**To be done:**
Please find all lines in the data that hold the string "through" and copy them.

Data entries for graphics:
__________
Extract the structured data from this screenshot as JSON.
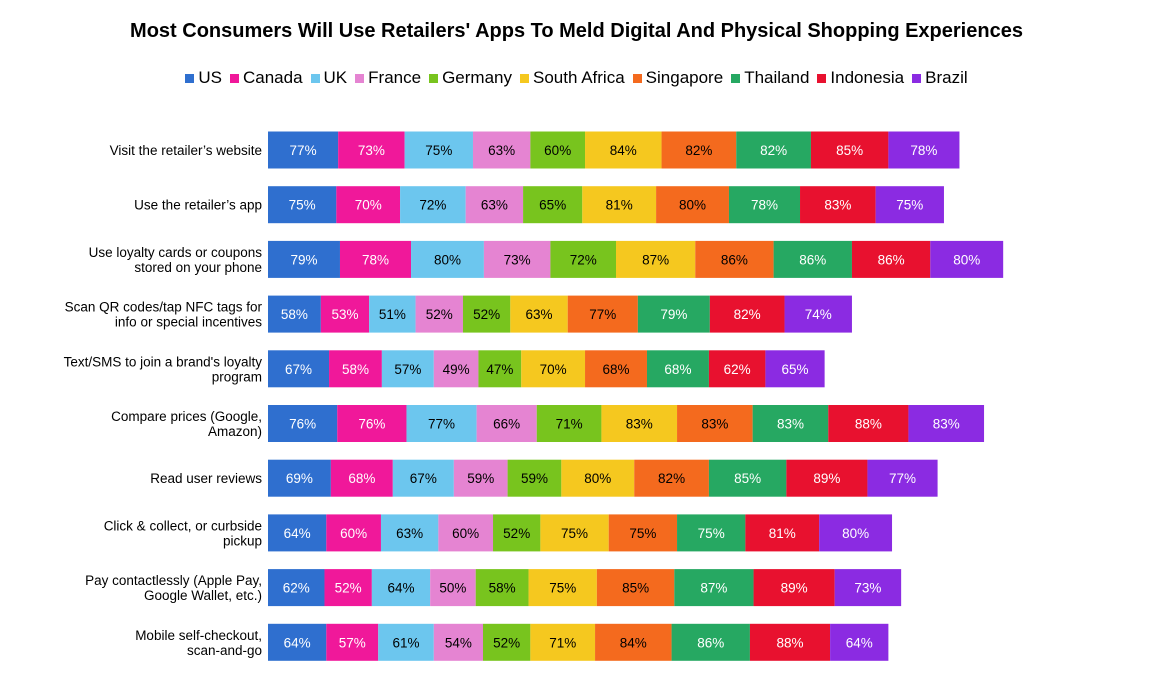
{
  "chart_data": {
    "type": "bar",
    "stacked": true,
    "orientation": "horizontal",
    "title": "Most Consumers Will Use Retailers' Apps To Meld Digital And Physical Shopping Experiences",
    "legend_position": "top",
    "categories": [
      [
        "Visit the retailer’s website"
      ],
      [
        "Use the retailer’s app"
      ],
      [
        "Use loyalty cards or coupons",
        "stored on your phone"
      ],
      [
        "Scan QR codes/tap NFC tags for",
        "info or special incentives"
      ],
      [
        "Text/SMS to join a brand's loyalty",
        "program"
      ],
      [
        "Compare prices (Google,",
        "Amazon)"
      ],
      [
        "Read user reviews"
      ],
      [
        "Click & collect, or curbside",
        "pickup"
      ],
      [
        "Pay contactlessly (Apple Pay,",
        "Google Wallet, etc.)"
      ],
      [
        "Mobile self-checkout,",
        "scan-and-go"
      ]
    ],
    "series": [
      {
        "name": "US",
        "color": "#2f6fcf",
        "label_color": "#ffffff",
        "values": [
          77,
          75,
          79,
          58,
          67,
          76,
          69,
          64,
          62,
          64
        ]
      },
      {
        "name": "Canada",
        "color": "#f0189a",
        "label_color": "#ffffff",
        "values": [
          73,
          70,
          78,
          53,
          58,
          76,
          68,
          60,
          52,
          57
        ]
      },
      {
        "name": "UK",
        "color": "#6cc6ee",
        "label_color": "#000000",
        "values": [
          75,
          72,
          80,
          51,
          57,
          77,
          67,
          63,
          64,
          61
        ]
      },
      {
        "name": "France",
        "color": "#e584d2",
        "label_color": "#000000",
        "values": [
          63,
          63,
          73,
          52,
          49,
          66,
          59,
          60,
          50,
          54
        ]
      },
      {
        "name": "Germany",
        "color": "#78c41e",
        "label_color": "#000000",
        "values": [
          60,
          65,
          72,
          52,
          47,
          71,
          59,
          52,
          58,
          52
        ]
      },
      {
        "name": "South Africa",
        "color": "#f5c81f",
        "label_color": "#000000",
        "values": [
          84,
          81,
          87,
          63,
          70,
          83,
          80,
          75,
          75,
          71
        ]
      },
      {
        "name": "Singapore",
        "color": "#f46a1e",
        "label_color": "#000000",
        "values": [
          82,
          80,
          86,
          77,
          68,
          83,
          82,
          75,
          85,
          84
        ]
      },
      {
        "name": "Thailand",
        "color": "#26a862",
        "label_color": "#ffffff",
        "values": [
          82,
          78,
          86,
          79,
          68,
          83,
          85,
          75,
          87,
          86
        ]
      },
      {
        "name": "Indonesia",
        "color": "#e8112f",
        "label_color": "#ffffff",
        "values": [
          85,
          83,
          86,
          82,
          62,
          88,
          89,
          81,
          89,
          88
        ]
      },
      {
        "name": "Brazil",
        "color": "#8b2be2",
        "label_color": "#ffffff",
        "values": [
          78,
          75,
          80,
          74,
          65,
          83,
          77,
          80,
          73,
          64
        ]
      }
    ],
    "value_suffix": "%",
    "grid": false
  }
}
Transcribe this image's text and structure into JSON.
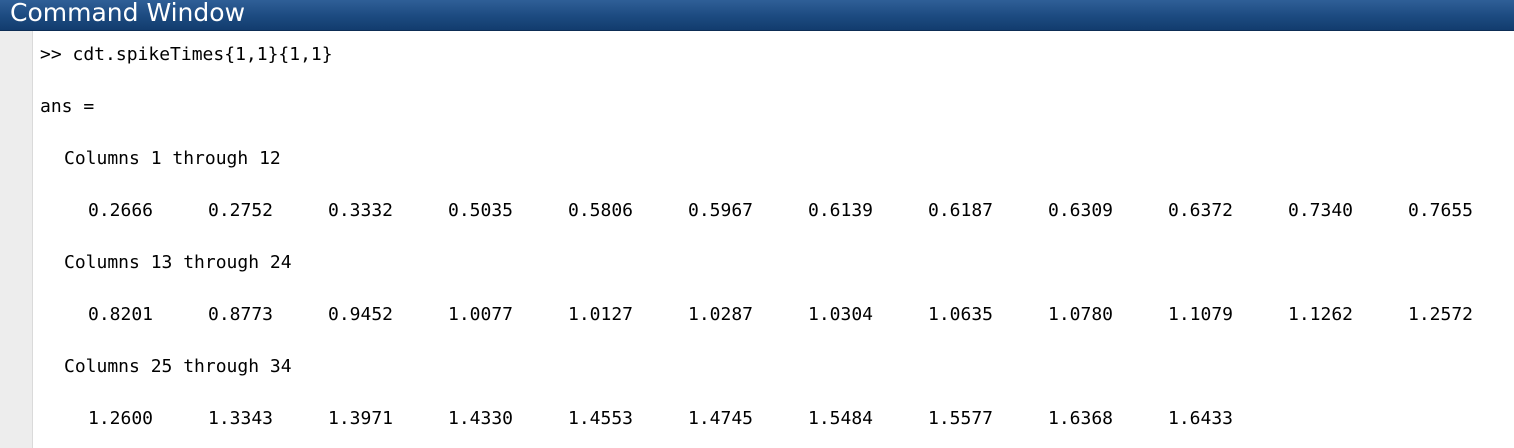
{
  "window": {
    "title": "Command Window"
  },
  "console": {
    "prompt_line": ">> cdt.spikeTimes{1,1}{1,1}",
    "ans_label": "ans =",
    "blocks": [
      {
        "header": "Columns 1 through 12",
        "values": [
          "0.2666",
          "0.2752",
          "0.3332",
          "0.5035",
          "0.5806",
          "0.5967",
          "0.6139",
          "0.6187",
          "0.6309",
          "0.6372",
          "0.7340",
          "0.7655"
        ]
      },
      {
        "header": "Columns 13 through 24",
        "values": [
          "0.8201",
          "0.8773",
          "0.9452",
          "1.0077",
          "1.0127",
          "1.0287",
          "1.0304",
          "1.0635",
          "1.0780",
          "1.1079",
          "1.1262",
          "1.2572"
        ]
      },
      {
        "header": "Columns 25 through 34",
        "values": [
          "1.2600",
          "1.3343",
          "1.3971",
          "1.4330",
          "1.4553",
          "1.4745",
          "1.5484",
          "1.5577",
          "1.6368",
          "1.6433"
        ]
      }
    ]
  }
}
__________
**Answer to this problem:**
        "header": "Columns 1 through 12",
        "header": "Columns 13 through 24",
        "header": "Columns 25 through 34",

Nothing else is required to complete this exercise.